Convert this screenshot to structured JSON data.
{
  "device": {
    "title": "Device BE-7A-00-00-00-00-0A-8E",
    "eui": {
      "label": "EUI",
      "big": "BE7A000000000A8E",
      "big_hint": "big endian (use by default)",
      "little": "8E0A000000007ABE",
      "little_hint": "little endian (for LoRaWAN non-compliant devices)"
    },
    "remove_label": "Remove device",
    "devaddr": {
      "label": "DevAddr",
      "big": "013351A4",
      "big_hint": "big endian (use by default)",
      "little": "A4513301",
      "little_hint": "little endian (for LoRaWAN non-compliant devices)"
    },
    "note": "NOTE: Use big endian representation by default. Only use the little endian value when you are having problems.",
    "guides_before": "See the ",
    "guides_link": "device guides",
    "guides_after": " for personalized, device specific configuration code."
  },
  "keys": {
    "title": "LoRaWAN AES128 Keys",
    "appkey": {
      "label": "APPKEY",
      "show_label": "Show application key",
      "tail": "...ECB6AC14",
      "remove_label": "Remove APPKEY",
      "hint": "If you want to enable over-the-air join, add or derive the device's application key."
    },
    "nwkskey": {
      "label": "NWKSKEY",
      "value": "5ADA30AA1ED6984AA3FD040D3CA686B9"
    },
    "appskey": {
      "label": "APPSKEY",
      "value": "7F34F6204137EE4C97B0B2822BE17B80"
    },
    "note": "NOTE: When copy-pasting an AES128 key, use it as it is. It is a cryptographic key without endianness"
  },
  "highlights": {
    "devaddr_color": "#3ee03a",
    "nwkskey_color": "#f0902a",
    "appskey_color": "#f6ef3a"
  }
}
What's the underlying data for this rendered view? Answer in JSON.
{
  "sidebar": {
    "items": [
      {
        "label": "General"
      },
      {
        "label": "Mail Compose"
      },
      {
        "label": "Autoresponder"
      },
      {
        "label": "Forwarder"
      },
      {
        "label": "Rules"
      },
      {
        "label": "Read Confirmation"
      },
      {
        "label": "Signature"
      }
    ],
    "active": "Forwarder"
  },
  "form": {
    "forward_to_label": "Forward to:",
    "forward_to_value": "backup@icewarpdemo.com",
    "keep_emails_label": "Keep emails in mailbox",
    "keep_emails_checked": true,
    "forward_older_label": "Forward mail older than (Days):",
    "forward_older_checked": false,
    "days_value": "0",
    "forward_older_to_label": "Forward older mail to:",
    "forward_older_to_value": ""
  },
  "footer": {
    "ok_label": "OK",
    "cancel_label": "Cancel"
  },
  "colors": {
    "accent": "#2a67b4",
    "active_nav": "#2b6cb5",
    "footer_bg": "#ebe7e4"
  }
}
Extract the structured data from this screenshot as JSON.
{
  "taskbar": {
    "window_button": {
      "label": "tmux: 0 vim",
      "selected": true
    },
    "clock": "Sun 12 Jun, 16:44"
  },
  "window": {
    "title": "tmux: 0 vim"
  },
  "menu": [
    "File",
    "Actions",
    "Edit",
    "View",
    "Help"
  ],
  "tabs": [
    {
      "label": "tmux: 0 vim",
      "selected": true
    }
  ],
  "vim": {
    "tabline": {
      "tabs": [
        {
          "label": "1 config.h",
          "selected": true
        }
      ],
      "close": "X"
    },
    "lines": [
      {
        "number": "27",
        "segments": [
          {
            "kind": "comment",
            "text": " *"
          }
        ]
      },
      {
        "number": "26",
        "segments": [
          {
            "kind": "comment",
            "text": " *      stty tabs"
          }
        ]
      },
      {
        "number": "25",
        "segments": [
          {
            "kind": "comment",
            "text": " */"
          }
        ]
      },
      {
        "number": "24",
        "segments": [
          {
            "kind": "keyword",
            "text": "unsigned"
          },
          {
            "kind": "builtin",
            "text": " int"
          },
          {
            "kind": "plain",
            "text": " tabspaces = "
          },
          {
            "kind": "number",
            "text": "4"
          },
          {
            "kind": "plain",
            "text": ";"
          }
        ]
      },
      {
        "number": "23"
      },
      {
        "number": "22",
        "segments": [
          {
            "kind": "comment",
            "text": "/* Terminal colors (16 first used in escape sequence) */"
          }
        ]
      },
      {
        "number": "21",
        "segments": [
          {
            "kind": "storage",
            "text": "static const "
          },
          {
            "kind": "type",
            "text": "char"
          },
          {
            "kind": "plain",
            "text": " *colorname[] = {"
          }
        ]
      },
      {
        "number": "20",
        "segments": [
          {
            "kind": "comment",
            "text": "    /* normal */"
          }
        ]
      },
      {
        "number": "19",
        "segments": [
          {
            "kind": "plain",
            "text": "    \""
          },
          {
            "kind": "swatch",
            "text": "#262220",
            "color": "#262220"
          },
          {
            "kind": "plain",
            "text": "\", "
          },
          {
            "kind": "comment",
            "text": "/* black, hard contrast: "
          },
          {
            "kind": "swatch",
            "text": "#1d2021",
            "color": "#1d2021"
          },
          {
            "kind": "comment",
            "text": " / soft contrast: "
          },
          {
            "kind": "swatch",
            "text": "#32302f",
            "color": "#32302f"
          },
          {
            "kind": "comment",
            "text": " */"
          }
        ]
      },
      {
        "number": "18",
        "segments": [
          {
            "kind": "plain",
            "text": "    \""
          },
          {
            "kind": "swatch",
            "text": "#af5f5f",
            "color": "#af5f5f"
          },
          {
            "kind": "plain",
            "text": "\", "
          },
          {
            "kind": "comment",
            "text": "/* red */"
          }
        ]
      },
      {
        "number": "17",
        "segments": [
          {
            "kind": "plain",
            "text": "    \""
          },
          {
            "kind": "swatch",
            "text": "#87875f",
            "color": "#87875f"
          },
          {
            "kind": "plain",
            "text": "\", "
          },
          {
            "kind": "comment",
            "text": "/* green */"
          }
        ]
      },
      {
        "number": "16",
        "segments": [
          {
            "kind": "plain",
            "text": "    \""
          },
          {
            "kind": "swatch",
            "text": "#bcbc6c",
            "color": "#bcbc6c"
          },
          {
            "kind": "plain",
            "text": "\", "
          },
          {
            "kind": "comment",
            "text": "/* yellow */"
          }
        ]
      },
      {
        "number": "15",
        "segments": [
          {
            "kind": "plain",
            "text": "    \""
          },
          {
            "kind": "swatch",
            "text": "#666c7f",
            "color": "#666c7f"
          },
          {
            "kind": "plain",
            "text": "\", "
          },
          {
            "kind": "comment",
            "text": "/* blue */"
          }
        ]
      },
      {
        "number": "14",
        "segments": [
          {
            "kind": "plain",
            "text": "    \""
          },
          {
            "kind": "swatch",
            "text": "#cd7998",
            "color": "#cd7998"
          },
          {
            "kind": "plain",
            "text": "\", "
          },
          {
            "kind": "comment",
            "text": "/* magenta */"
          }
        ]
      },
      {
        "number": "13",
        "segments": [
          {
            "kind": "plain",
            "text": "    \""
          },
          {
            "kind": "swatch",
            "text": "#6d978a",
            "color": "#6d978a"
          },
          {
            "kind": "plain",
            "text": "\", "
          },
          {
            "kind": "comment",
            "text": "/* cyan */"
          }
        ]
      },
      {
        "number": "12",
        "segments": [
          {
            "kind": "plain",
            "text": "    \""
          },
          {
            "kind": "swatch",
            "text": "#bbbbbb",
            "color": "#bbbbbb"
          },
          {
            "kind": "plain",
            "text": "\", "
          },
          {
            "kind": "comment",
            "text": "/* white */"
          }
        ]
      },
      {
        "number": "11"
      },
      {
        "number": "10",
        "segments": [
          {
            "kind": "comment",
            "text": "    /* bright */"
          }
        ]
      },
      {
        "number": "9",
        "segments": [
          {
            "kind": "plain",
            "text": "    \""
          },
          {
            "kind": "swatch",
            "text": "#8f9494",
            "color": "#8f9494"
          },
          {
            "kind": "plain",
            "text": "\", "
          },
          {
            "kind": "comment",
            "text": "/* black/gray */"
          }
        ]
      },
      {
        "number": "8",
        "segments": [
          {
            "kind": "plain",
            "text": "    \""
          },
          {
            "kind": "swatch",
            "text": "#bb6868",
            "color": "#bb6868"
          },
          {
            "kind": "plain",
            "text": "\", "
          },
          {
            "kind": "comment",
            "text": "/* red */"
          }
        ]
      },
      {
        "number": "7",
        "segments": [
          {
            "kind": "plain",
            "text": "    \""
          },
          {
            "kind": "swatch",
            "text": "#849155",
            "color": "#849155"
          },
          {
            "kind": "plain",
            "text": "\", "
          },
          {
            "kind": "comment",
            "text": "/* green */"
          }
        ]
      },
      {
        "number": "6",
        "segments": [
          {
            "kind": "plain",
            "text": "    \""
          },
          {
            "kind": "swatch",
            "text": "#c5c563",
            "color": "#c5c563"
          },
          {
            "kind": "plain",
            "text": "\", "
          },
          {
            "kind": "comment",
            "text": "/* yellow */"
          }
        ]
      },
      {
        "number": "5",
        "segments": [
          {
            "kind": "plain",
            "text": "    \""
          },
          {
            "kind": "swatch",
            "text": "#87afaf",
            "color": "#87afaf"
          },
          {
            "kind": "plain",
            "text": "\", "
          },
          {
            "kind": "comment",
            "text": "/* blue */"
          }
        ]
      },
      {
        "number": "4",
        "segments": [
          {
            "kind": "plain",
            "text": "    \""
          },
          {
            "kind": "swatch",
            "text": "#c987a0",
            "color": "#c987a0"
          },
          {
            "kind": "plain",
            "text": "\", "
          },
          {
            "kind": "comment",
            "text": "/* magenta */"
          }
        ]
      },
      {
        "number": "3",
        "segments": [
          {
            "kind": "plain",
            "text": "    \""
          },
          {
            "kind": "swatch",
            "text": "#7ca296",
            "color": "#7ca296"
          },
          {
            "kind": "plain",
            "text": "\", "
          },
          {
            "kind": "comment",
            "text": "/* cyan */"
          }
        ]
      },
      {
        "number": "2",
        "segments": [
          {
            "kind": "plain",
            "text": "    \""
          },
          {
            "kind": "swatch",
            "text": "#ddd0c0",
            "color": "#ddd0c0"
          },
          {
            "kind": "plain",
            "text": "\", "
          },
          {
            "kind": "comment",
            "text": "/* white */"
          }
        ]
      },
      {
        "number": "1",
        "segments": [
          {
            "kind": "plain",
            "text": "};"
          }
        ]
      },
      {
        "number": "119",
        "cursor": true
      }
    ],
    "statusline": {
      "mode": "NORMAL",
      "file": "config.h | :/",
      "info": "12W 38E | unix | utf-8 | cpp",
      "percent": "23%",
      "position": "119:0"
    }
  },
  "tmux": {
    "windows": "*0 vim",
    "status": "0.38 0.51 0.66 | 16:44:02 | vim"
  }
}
◆ ◆ ◆ ◆ ◆ ◆ ◆
Check each line of the records for "screenshot" and copy the ones that contain it.

Convert this screenshot to structured JSON data.
Extract the structured data from this screenshot as JSON.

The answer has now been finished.